[start Dataset]

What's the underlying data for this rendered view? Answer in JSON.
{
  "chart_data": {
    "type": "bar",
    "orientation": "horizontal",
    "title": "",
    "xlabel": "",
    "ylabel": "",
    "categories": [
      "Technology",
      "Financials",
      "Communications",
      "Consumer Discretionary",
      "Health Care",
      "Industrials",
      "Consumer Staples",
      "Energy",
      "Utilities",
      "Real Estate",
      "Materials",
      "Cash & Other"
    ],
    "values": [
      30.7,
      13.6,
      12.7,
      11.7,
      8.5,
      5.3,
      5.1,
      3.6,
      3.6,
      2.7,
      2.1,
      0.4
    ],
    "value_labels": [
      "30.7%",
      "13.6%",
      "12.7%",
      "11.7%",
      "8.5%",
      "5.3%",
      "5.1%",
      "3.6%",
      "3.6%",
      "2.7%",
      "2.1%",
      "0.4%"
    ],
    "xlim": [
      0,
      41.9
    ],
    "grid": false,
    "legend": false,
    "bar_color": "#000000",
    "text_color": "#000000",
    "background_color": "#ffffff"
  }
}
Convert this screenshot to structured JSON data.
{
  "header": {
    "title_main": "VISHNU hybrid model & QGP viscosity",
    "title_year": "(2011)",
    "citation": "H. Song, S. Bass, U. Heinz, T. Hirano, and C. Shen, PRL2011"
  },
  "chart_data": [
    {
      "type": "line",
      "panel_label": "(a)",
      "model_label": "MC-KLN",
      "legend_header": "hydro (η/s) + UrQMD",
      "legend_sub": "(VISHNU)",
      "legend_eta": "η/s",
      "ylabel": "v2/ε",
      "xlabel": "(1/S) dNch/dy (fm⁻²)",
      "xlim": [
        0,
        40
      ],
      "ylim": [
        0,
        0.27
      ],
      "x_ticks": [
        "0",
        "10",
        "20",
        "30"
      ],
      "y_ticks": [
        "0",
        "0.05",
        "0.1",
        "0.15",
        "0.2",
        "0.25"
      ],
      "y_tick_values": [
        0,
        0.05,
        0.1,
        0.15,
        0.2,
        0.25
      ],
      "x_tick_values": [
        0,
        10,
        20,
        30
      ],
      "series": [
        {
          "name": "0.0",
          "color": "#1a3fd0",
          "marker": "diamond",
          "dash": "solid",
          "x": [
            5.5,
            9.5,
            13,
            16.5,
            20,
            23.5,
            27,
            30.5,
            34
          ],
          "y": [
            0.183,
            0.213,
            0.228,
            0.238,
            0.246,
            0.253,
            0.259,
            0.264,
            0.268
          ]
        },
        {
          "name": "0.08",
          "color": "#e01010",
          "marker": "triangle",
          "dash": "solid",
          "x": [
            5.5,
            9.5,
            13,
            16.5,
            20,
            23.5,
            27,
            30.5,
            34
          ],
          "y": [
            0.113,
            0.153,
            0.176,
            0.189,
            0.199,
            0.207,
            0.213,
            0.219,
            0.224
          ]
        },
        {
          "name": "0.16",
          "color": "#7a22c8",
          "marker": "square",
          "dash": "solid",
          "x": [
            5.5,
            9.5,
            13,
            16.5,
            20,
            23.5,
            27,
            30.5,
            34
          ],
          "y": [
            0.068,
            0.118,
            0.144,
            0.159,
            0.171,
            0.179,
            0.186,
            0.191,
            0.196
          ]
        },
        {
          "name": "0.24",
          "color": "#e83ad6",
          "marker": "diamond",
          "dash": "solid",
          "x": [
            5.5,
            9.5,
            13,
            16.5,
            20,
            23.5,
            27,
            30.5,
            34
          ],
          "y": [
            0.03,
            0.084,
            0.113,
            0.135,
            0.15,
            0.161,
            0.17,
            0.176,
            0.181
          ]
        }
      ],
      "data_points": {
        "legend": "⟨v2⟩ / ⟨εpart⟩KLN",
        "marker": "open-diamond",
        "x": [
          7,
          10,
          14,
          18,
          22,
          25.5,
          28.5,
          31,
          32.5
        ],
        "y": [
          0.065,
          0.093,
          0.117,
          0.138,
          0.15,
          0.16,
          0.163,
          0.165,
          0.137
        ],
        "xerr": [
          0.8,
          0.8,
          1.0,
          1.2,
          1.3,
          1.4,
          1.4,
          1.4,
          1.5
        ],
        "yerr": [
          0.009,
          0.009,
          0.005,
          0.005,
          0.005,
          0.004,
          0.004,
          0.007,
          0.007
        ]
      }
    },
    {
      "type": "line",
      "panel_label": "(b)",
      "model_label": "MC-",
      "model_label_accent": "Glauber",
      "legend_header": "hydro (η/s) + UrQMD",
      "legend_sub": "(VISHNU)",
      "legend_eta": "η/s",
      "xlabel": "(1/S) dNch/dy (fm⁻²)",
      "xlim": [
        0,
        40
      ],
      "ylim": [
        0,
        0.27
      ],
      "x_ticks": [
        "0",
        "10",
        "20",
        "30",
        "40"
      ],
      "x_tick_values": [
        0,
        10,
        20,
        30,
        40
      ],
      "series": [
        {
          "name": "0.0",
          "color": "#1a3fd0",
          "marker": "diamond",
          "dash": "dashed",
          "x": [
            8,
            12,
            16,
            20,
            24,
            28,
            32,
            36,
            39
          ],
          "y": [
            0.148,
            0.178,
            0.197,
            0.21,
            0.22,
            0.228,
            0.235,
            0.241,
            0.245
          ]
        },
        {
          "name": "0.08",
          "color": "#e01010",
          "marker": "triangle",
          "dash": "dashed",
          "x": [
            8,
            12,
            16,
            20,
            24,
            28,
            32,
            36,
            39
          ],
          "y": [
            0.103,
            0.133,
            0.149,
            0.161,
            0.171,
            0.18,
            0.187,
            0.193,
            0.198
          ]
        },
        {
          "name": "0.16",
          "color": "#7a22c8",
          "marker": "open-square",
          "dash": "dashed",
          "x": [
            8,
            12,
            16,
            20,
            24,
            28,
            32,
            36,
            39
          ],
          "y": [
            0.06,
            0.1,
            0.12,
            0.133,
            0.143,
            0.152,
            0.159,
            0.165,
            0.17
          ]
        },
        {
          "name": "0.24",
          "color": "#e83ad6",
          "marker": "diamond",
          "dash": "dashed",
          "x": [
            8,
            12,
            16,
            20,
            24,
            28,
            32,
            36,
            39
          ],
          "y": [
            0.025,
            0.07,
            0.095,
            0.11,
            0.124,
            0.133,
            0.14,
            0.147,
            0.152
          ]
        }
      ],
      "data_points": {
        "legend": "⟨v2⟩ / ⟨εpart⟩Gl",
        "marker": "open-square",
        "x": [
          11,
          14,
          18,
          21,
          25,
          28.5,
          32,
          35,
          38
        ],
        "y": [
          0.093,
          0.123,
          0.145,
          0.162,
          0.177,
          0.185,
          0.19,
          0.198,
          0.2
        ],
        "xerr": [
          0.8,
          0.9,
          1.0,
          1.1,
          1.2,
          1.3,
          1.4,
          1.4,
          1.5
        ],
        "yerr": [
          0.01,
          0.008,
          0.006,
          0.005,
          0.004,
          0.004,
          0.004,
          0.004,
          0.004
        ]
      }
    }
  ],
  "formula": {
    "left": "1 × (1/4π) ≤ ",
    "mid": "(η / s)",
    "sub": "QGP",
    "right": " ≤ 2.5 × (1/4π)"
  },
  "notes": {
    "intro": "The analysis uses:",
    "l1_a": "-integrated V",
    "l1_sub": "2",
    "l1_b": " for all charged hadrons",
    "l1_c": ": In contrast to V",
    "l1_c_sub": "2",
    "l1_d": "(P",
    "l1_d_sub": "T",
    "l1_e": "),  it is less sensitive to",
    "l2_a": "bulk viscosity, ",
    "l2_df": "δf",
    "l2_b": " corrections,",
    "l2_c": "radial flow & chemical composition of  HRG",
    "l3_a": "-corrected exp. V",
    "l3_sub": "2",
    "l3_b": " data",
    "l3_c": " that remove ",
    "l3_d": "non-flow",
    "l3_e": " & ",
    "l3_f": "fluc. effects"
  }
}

[end Dataset]

Copy and report every line where the word "JSON" is present.

What's the underlying data for this rendered view? Answer in JSON.
Convert this screenshot to structured JSON data.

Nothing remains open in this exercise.